*** Records shown

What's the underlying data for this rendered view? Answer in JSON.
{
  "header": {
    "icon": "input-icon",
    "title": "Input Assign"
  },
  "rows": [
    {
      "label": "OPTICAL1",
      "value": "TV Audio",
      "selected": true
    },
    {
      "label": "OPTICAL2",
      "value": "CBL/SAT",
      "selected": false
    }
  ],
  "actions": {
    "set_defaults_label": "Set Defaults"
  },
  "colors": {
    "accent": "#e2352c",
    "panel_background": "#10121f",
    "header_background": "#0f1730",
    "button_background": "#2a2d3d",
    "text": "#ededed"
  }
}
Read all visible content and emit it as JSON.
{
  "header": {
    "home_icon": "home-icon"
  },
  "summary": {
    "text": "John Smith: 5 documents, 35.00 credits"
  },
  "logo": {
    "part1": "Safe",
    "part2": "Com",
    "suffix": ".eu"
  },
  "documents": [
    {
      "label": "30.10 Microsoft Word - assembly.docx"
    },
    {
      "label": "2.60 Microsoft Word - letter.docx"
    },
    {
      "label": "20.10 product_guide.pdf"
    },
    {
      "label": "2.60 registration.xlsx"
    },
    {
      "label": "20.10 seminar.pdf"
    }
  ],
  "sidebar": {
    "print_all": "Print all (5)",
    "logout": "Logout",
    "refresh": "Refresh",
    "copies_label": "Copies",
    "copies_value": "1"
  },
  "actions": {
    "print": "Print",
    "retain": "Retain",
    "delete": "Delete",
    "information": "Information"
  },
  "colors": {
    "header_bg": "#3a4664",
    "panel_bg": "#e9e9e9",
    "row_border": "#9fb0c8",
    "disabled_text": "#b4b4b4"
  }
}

******

## Exercise
Reproduce, word for word, only the lines from the one that contains "Read all visible content and emit it as JSON." through the final line.

## Result of the exercise
Read all visible content and emit it as JSON.
{
  "header": {
    "home_icon": "home-icon"
  },
  "summary": {
    "text": "John Smith: 5 documents, 35.00 credits"
  },
  "logo": {
    "part1": "Safe",
    "part2": "Com",
    "suffix": ".eu"
  },
  "documents": [
    {
      "label": "30.10 Microsoft Word - assembly.docx"
    },
    {
      "label": "2.60 Microsoft Word - letter.docx"
    },
    {
      "label": "20.10 product_guide.pdf"
    },
    {
      "label": "2.60 registration.xlsx"
    },
    {
      "label": "20.10 seminar.pdf"
    }
  ],
  "sidebar": {
    "print_all": "Print all (5)",
    "logout": "Logout",
    "refresh": "Refresh",
    "copies_label": "Copies",
    "copies_value": "1"
  },
  "actions": {
    "print": "Print",
    "retain": "Retain",
    "delete": "Delete",
    "information": "Information"
  },
  "colors": {
    "header_bg": "#3a4664",
    "panel_bg": "#e9e9e9",
    "row_border": "#9fb0c8",
    "disabled_text": "#b4b4b4"
  }
}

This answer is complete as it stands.